**Exercise details**
Find the lines that hold the word "caption" and return them.

**Data for this task**
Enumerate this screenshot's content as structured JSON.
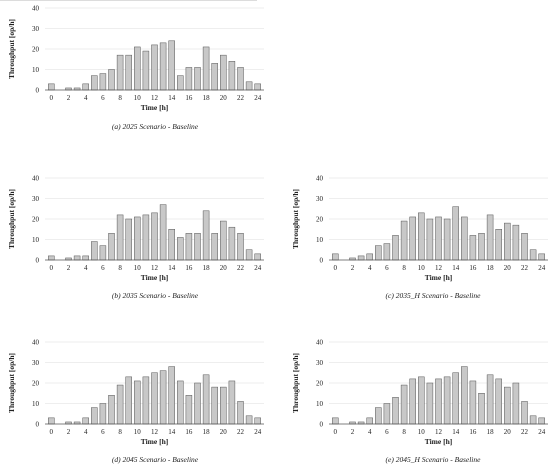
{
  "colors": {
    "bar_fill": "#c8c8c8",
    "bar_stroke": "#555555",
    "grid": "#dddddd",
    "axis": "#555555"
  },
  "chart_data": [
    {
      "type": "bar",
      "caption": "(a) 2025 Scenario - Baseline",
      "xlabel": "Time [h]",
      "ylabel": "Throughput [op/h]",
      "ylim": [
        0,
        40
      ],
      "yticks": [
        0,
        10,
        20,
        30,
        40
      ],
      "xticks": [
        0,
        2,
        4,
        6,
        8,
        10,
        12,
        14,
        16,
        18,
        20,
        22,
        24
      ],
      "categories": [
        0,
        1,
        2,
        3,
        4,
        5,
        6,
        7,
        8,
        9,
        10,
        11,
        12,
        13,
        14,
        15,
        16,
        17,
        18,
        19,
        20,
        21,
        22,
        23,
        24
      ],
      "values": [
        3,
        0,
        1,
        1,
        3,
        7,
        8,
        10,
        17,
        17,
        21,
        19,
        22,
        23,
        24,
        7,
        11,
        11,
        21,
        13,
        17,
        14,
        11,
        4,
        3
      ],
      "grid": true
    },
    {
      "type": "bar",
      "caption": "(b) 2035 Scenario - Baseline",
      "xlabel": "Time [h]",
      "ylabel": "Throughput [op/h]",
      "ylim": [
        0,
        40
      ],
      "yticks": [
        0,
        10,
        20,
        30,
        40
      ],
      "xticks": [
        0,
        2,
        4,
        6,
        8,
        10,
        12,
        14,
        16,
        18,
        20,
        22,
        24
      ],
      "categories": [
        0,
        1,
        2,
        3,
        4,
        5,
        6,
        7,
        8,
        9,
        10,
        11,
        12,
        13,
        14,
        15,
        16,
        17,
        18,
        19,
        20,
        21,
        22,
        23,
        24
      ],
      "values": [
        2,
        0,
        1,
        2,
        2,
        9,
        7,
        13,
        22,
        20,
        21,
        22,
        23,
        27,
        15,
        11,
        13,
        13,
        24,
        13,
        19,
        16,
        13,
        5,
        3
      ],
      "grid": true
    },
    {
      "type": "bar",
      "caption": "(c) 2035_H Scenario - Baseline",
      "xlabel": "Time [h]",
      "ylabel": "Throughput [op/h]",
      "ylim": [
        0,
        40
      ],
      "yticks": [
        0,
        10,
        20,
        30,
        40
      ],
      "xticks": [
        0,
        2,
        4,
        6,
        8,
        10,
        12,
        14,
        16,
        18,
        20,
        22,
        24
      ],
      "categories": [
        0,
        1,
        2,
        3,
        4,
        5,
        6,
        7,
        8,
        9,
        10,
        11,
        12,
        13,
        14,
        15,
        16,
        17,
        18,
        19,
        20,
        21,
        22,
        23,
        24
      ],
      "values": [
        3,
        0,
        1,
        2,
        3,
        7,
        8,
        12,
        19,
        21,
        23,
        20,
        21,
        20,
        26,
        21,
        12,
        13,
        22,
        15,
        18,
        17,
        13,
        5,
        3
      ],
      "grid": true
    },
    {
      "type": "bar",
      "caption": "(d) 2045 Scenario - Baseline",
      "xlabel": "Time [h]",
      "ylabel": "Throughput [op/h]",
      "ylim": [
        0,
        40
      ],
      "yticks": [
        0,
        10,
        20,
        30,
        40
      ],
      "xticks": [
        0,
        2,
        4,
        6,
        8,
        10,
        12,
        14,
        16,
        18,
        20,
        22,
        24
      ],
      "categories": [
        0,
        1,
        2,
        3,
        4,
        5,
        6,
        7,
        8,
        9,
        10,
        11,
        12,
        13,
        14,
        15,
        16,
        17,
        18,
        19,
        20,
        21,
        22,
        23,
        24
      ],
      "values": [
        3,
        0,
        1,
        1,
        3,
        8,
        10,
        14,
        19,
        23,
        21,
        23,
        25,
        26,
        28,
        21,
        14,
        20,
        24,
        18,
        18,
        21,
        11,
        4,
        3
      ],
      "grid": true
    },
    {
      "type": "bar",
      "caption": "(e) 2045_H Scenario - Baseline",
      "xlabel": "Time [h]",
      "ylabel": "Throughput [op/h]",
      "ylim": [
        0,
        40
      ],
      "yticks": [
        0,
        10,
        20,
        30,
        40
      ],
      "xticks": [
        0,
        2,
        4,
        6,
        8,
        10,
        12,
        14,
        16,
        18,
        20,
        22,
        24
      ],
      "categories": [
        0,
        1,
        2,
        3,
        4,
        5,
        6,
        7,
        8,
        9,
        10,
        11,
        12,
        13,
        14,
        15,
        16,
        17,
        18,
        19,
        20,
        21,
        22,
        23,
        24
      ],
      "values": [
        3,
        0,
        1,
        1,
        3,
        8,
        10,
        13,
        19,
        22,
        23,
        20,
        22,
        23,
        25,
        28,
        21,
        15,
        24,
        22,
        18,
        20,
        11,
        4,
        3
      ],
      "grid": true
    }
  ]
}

==

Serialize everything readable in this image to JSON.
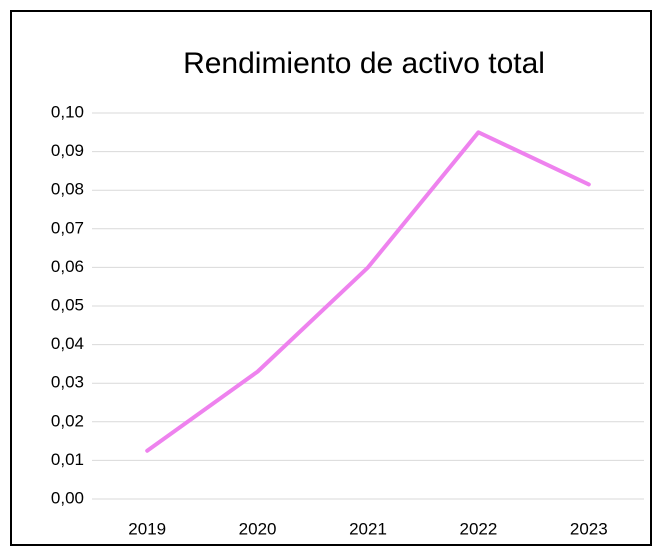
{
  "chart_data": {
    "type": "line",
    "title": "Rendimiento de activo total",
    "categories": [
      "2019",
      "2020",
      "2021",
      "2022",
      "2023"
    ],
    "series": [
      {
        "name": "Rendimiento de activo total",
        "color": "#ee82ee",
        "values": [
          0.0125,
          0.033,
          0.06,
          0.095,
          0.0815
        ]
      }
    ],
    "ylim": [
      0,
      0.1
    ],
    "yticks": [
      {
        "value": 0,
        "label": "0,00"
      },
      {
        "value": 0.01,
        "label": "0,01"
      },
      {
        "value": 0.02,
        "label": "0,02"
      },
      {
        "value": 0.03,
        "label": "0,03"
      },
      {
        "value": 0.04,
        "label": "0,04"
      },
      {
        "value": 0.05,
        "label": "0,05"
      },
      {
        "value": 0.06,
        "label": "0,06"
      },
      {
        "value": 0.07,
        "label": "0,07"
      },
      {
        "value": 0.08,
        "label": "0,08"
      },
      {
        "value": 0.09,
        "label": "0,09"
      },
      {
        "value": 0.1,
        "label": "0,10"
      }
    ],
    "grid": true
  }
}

**Full answer**
      "caption": "(a) 2025 Scenario - Baseline",
      "caption": "(b) 2035 Scenario - Baseline",
      "caption": "(c) 2035_H Scenario - Baseline",
      "caption": "(d) 2045 Scenario - Baseline",
      "caption": "(e) 2045_H Scenario - Baseline",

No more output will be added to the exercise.